Extracted data entries
+===+
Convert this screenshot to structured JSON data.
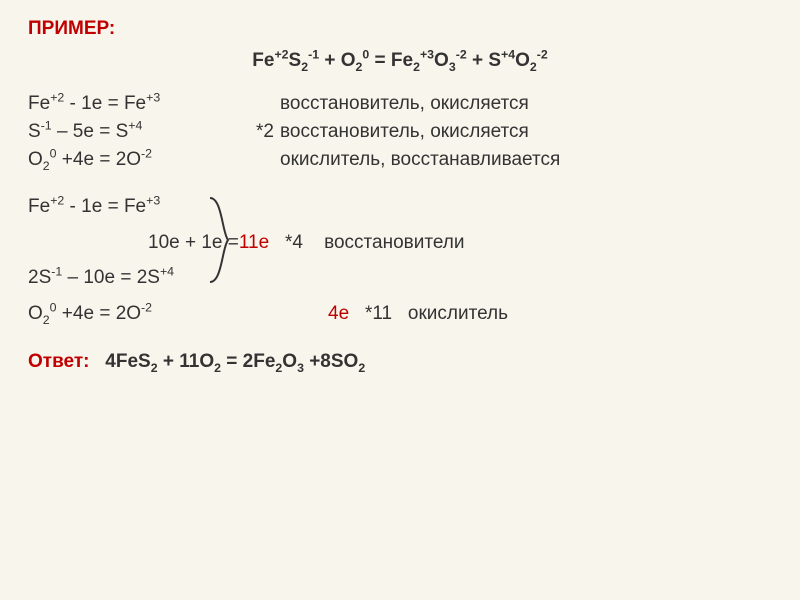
{
  "colors": {
    "background": "#f8f5ec",
    "text": "#333333",
    "accent": "#c00000",
    "brace": "#333333"
  },
  "title": "ПРИМЕР:",
  "main_equation_html": "Fe<sup>+2</sup>S<sub>2</sub><sup>-1</sup> + O<sub>2</sub><sup>0</sup> = Fe<sub>2</sub><sup>+3</sup>O<sub>3</sub><sup>-2</sup> + S<sup>+4</sup>O<sub>2</sub><sup>-2</sup>",
  "half_reactions_1": [
    {
      "eq": "Fe<sup>+2</sup> - 1e = Fe<sup>+3</sup>",
      "mult": "",
      "desc": "восстановитель, окисляется"
    },
    {
      "eq": "S<sup>-1</sup> – 5e = S<sup>+4</sup>",
      "mult": "*2",
      "desc": "восстановитель, окисляется"
    },
    {
      "eq": "O<sub>2</sub><sup>0</sup> +4e = 2O<sup>-2</sup>",
      "mult": "",
      "desc": "окислитель, восстанавливается"
    }
  ],
  "block2_line1": "Fe<sup>+2</sup> - 1e = Fe<sup>+3</sup>",
  "block2_mid_prefix": "10e + 1e = ",
  "block2_mid_red": "11e",
  "block2_mid_suffix": "   *4    восстановители",
  "block2_line3": "2S<sup>-1</sup> – 10e = 2S<sup>+4</sup>",
  "block2_ox_eq": "O<sub>2</sub><sup>0</sup> +4e = 2O<sup>-2</sup>",
  "block2_ox_red": "4e",
  "block2_ox_suffix": "   *11   окислитель",
  "answer_label": "Ответ:",
  "answer_eq_html": "   4FeS<sub>2</sub> + 11O<sub>2</sub> = 2Fe<sub>2</sub>O<sub>3</sub> +8SO<sub>2</sub>"
}
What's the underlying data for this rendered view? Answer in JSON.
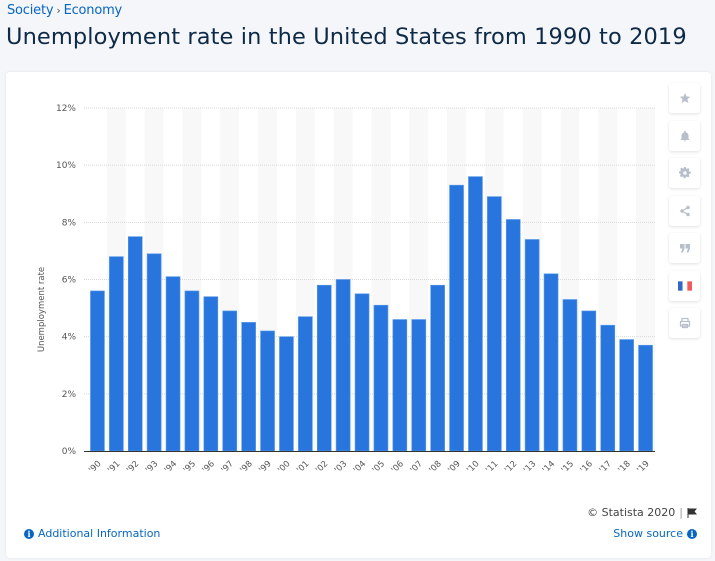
{
  "breadcrumb": {
    "items": [
      "Society",
      "Economy"
    ],
    "separator": "›"
  },
  "header": {
    "title": "Unemployment rate in the United States from 1990 to 2019"
  },
  "toolbar": {
    "buttons": [
      {
        "name": "favorite",
        "icon": "star-icon"
      },
      {
        "name": "notify",
        "icon": "bell-icon"
      },
      {
        "name": "settings",
        "icon": "gear-icon"
      },
      {
        "name": "share",
        "icon": "share-icon"
      },
      {
        "name": "cite",
        "icon": "quote-icon"
      },
      {
        "name": "language",
        "icon": "french-flag-icon"
      },
      {
        "name": "print",
        "icon": "printer-icon"
      }
    ]
  },
  "footer": {
    "copyright": "© Statista 2020",
    "additional_info": "Additional Information",
    "show_source": "Show source"
  },
  "colors": {
    "bar": "#2876dd",
    "link": "#0666c1",
    "title": "#0e2a47"
  },
  "chart_data": {
    "type": "bar",
    "title": "Unemployment rate in the United States from 1990 to 2019",
    "xlabel": "",
    "ylabel": "Unemployment rate",
    "categories": [
      "'90",
      "'91",
      "'92",
      "'93",
      "'94",
      "'95",
      "'96",
      "'97",
      "'98",
      "'99",
      "'00",
      "'01",
      "'02",
      "'03",
      "'04",
      "'05",
      "'06",
      "'07",
      "'08",
      "'09",
      "'10",
      "'11",
      "'12",
      "'13",
      "'14",
      "'15",
      "'16",
      "'17",
      "'18",
      "'19"
    ],
    "values": [
      5.6,
      6.8,
      7.5,
      6.9,
      6.1,
      5.6,
      5.4,
      4.9,
      4.5,
      4.2,
      4.0,
      4.7,
      5.8,
      6.0,
      5.5,
      5.1,
      4.6,
      4.6,
      5.8,
      9.3,
      9.6,
      8.9,
      8.1,
      7.4,
      6.2,
      5.3,
      4.9,
      4.4,
      3.9,
      3.7
    ],
    "unit": "%",
    "ylim": [
      0,
      12
    ],
    "yticks": [
      0,
      2,
      4,
      6,
      8,
      10,
      12
    ],
    "ytick_labels": [
      "0%",
      "2%",
      "4%",
      "6%",
      "8%",
      "10%",
      "12%"
    ],
    "grid": true,
    "legend": "none"
  }
}
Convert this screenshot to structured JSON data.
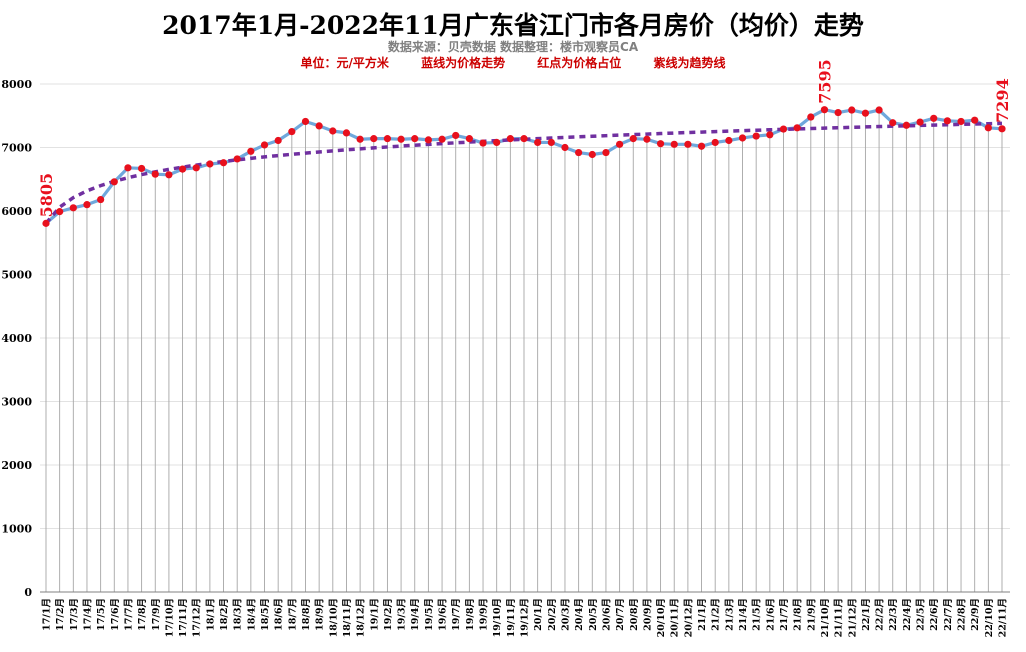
{
  "chart_data": {
    "type": "line",
    "title": "2017年1月-2022年11月广东省江门市各月房价（均价）走势",
    "subtitle": "数据来源：贝壳数据  数据整理：楼市观察员CA",
    "notes": [
      "单位：元/平方米",
      "蓝线为价格走势",
      "红点为价格占位",
      "紫线为趋势线"
    ],
    "ylim": [
      0,
      8000
    ],
    "yticks": [
      "0",
      "1000",
      "2000",
      "3000",
      "4000",
      "5000",
      "6000",
      "7000",
      "8000"
    ],
    "categories": [
      "17/1月",
      "17/2月",
      "17/3月",
      "17/4月",
      "17/5月",
      "17/6月",
      "17/7月",
      "17/8月",
      "17/9月",
      "17/10月",
      "17/11月",
      "17/12月",
      "18/1月",
      "18/2月",
      "18/3月",
      "18/4月",
      "18/5月",
      "18/6月",
      "18/7月",
      "18/8月",
      "18/9月",
      "18/10月",
      "18/11月",
      "18/12月",
      "19/1月",
      "19/2月",
      "19/3月",
      "19/4月",
      "19/5月",
      "19/6月",
      "19/7月",
      "19/8月",
      "19/9月",
      "19/10月",
      "19/11月",
      "19/12月",
      "20/1月",
      "20/2月",
      "20/3月",
      "20/4月",
      "20/5月",
      "20/6月",
      "20/7月",
      "20/8月",
      "20/9月",
      "20/10月",
      "20/11月",
      "20/12月",
      "21/1月",
      "21/2月",
      "21/3月",
      "21/4月",
      "21/5月",
      "21/6月",
      "21/7月",
      "21/8月",
      "21/9月",
      "21/10月",
      "21/11月",
      "21/12月",
      "22/1月",
      "22/2月",
      "22/3月",
      "22/4月",
      "22/5月",
      "22/6月",
      "22/7月",
      "22/8月",
      "22/9月",
      "22/10月",
      "22/11月"
    ],
    "series": [
      {
        "name": "价格",
        "values": [
          5805,
          5990,
          6050,
          6100,
          6180,
          6460,
          6680,
          6670,
          6580,
          6570,
          6660,
          6680,
          6740,
          6760,
          6820,
          6940,
          7040,
          7110,
          7250,
          7410,
          7340,
          7260,
          7230,
          7130,
          7140,
          7140,
          7130,
          7140,
          7120,
          7130,
          7190,
          7140,
          7070,
          7080,
          7140,
          7140,
          7080,
          7080,
          7000,
          6920,
          6890,
          6920,
          7050,
          7140,
          7130,
          7060,
          7050,
          7050,
          7020,
          7080,
          7110,
          7150,
          7180,
          7200,
          7290,
          7310,
          7480,
          7595,
          7550,
          7590,
          7540,
          7590,
          7390,
          7350,
          7400,
          7460,
          7420,
          7410,
          7430,
          7310,
          7294
        ]
      }
    ],
    "trend": {
      "name": "趋势线",
      "start": 5805,
      "end": 7380
    },
    "annotations": [
      {
        "index": 0,
        "text": "5805"
      },
      {
        "index": 57,
        "text": "7595"
      },
      {
        "index": 70,
        "text": "7294"
      }
    ],
    "colors": {
      "line": "#6fa8dc",
      "marker": "#e8101d",
      "trend": "#7030a0",
      "annotation": "#e8101d",
      "grid": "#a6a6a6"
    },
    "grid": true
  }
}
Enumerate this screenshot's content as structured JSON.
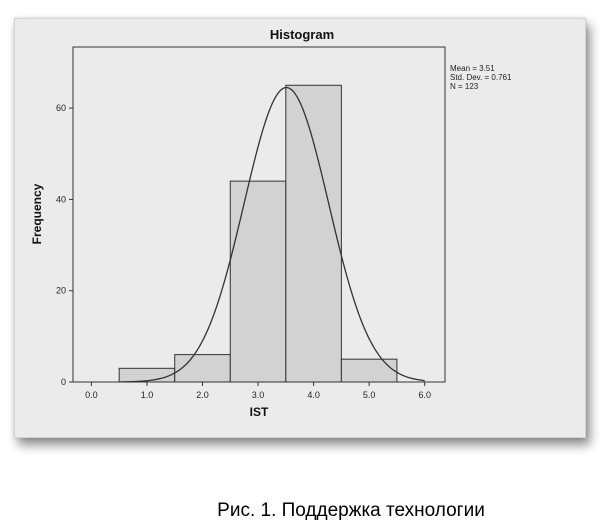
{
  "chart_data": {
    "type": "bar",
    "title": "Histogram",
    "xlabel": "IST",
    "ylabel": "Frequency",
    "x_ticks": [
      "0.0",
      "1.0",
      "2.0",
      "3.0",
      "4.0",
      "5.0",
      "6.0"
    ],
    "y_ticks": [
      "0",
      "20",
      "40",
      "60"
    ],
    "xlim": [
      -0.5,
      6.3
    ],
    "ylim": [
      0,
      74
    ],
    "bin_width": 1.0,
    "bins": [
      {
        "center": 1.0,
        "value": 3
      },
      {
        "center": 2.0,
        "value": 6
      },
      {
        "center": 3.0,
        "value": 44
      },
      {
        "center": 4.0,
        "value": 65
      },
      {
        "center": 5.0,
        "value": 5
      }
    ],
    "normal_curve": {
      "mean": 3.51,
      "sd": 0.761,
      "n": 123
    },
    "stats": {
      "mean": "Mean = 3.51",
      "sd": "Std. Dev. = 0.761",
      "n": "N = 123"
    },
    "bar_color": "#d2d2d2",
    "plot_background": "#ebebeb",
    "legend_position": "right"
  },
  "caption": "Рис. 1. Поддержка технологии"
}
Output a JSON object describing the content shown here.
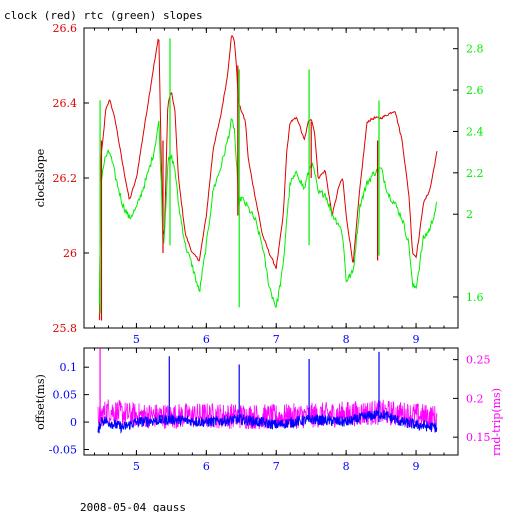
{
  "figure": {
    "title": "clock (red) rtc (green) slopes",
    "footer": "2008-05-04 gauss"
  },
  "colors": {
    "red": "#dd0000",
    "green": "#00ee00",
    "blue": "#0000ff",
    "magenta": "#ff00ff",
    "frame": "#000000"
  },
  "chart_data": [
    {
      "type": "line",
      "panel": "top",
      "ylabel": "clockslope",
      "xlim": [
        4.25,
        9.6
      ],
      "ylim_left": [
        25.8,
        26.6
      ],
      "ylim_right": [
        1.45,
        2.9
      ],
      "x_ticks": [
        5,
        6,
        7,
        8,
        9
      ],
      "left_ticks": [
        25.8,
        26,
        26.2,
        26.4,
        26.6
      ],
      "right_ticks": [
        1.6,
        2,
        2.2,
        2.4,
        2.6,
        2.8
      ],
      "grid": false,
      "series": [
        {
          "color": "red",
          "axis": "left",
          "x": [
            4.47,
            4.49,
            4.52,
            4.56,
            4.62,
            4.7,
            4.8,
            4.9,
            5.0,
            5.15,
            5.25,
            5.32,
            5.36,
            5.38,
            5.4,
            5.45,
            5.5,
            5.55,
            5.6,
            5.7,
            5.8,
            5.9,
            6.0,
            6.1,
            6.2,
            6.3,
            6.36,
            6.4,
            6.43,
            6.46,
            6.5,
            6.56,
            6.6,
            6.7,
            6.8,
            6.9,
            7.0,
            7.1,
            7.15,
            7.2,
            7.3,
            7.4,
            7.46,
            7.5,
            7.55,
            7.6,
            7.7,
            7.8,
            7.9,
            7.95,
            8.0,
            8.1,
            8.2,
            8.3,
            8.4,
            8.5,
            8.6,
            8.7,
            8.8,
            8.9,
            8.95,
            9.0,
            9.05,
            9.1,
            9.2,
            9.3
          ],
          "y": [
            25.82,
            26.25,
            26.3,
            26.38,
            26.41,
            26.35,
            26.24,
            26.14,
            26.2,
            26.38,
            26.5,
            26.58,
            26.2,
            26.05,
            26.05,
            26.4,
            26.43,
            26.38,
            26.2,
            26.05,
            26.0,
            25.98,
            26.1,
            26.28,
            26.36,
            26.47,
            26.58,
            26.57,
            26.5,
            26.4,
            26.38,
            26.35,
            26.25,
            26.15,
            26.05,
            26.0,
            25.96,
            26.1,
            26.27,
            26.35,
            26.36,
            26.3,
            26.35,
            26.36,
            26.32,
            26.2,
            26.22,
            26.1,
            26.18,
            26.2,
            26.1,
            25.97,
            26.18,
            26.35,
            26.36,
            26.36,
            26.37,
            26.38,
            26.3,
            26.15,
            26.0,
            25.99,
            26.05,
            26.13,
            26.17,
            26.27
          ]
        },
        {
          "color": "green",
          "axis": "right",
          "x": [
            4.47,
            4.49,
            4.52,
            4.56,
            4.62,
            4.7,
            4.8,
            4.9,
            5.0,
            5.15,
            5.25,
            5.32,
            5.36,
            5.38,
            5.4,
            5.45,
            5.5,
            5.55,
            5.6,
            5.7,
            5.8,
            5.9,
            6.0,
            6.1,
            6.2,
            6.3,
            6.36,
            6.4,
            6.43,
            6.46,
            6.5,
            6.56,
            6.6,
            6.7,
            6.8,
            6.9,
            7.0,
            7.1,
            7.15,
            7.2,
            7.3,
            7.4,
            7.46,
            7.5,
            7.55,
            7.6,
            7.7,
            7.8,
            7.9,
            7.95,
            8.0,
            8.1,
            8.2,
            8.3,
            8.4,
            8.5,
            8.6,
            8.7,
            8.8,
            8.9,
            8.95,
            9.0,
            9.05,
            9.1,
            9.2,
            9.3
          ],
          "y": [
            1.55,
            2.15,
            2.22,
            2.28,
            2.3,
            2.18,
            2.05,
            1.98,
            2.03,
            2.18,
            2.3,
            2.45,
            2.1,
            1.85,
            1.9,
            2.25,
            2.28,
            2.22,
            2.05,
            1.85,
            1.75,
            1.62,
            1.85,
            2.12,
            2.22,
            2.35,
            2.45,
            2.42,
            2.25,
            2.05,
            2.08,
            2.05,
            2.03,
            1.97,
            1.85,
            1.65,
            1.55,
            1.75,
            1.98,
            2.15,
            2.2,
            2.12,
            2.2,
            2.25,
            2.2,
            2.1,
            2.1,
            2.0,
            1.95,
            1.9,
            1.68,
            1.72,
            2.05,
            2.15,
            2.2,
            2.22,
            2.1,
            2.05,
            1.98,
            1.85,
            1.65,
            1.65,
            1.75,
            1.88,
            1.93,
            2.05
          ]
        }
      ],
      "spikes": [
        {
          "x": 4.5,
          "color": "red",
          "from": 25.82,
          "to": 26.3
        },
        {
          "x": 5.38,
          "color": "red",
          "from": 26.0,
          "to": 26.3
        },
        {
          "x": 6.45,
          "color": "red",
          "from": 26.1,
          "to": 26.5
        },
        {
          "x": 7.5,
          "color": "red",
          "from": 26.2,
          "to": 26.35
        },
        {
          "x": 8.45,
          "color": "red",
          "from": 25.98,
          "to": 26.3
        },
        {
          "x": 4.48,
          "color": "green",
          "from": 1.52,
          "to": 2.55
        },
        {
          "x": 5.48,
          "color": "green",
          "from": 1.85,
          "to": 2.85
        },
        {
          "x": 6.47,
          "color": "green",
          "from": 1.55,
          "to": 2.7
        },
        {
          "x": 7.47,
          "color": "green",
          "from": 1.85,
          "to": 2.7
        },
        {
          "x": 8.47,
          "color": "green",
          "from": 1.8,
          "to": 2.55
        }
      ]
    },
    {
      "type": "line",
      "panel": "bottom",
      "ylabel": "offset(ms)",
      "y2label": "rnd-trip(ms)",
      "xlim": [
        4.25,
        9.6
      ],
      "ylim_left": [
        -0.06,
        0.135
      ],
      "ylim_right": [
        0.127,
        0.265
      ],
      "x_ticks": [
        5,
        6,
        7,
        8,
        9
      ],
      "left_ticks": [
        -0.05,
        0,
        0.05,
        0.1
      ],
      "right_ticks": [
        0.15,
        0.2,
        0.25
      ],
      "grid": false,
      "series": [
        {
          "color": "magenta",
          "axis": "right",
          "x": [
            4.45,
            4.6,
            4.8,
            5.0,
            5.5,
            6.0,
            6.5,
            7.0,
            7.5,
            8.0,
            8.5,
            9.0,
            9.3
          ],
          "y": [
            0.175,
            0.185,
            0.18,
            0.178,
            0.177,
            0.178,
            0.177,
            0.176,
            0.178,
            0.18,
            0.182,
            0.178,
            0.175
          ]
        },
        {
          "color": "blue",
          "axis": "left",
          "x": [
            4.45,
            4.5,
            4.6,
            4.8,
            5.0,
            5.5,
            6.0,
            6.5,
            7.0,
            7.5,
            8.0,
            8.3,
            8.5,
            8.8,
            9.0,
            9.3
          ],
          "y": [
            -0.02,
            0.005,
            0.0,
            -0.01,
            0.0,
            0.005,
            0.0,
            0.005,
            -0.005,
            0.005,
            0.0,
            0.01,
            0.015,
            0.0,
            -0.005,
            -0.01
          ]
        }
      ],
      "spikes": [
        {
          "x": 4.48,
          "color": "magenta",
          "from": 0.17,
          "to": 0.265
        },
        {
          "x": 5.47,
          "color": "blue",
          "from": 0.0,
          "to": 0.12
        },
        {
          "x": 6.47,
          "color": "blue",
          "from": 0.0,
          "to": 0.105
        },
        {
          "x": 7.47,
          "color": "blue",
          "from": 0.0,
          "to": 0.115
        },
        {
          "x": 8.47,
          "color": "blue",
          "from": 0.0,
          "to": 0.128
        }
      ]
    }
  ]
}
+===+
* _Written task_: Scan the material and collect every line that contains "center".

* _Answer to the task_:
        "center": 1.0,
        "center": 2.0,
        "center": 3.0,
        "center": 4.0,
        "center": 5.0,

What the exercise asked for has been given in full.